= Material provided =

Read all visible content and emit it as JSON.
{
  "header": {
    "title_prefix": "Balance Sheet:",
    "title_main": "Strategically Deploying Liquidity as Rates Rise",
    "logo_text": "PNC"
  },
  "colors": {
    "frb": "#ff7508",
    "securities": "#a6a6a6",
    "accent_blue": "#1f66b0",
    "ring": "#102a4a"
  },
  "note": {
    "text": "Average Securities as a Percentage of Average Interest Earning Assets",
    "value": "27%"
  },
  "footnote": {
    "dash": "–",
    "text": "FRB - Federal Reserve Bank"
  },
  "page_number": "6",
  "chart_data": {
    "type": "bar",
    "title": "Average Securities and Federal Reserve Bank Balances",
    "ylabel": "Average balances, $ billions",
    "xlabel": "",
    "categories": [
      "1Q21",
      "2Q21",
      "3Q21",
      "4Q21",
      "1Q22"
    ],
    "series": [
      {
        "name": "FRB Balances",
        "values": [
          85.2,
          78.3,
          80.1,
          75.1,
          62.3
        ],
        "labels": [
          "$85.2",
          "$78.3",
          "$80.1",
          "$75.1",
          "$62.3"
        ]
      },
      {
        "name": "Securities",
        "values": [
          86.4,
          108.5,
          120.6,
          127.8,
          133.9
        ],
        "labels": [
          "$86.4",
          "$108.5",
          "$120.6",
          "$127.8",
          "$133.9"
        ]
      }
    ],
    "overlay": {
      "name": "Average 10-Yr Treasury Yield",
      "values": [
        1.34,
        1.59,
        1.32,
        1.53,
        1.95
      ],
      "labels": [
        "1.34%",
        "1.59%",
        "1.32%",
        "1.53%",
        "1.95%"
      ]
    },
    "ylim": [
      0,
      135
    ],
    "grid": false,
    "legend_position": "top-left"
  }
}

= Problem to solve =
Collect the lines that hold "Reserve".

= Final result =
    "text": "FRB - Federal Reserve Bank"
    "title": "Average Securities and Federal Reserve Bank Balances",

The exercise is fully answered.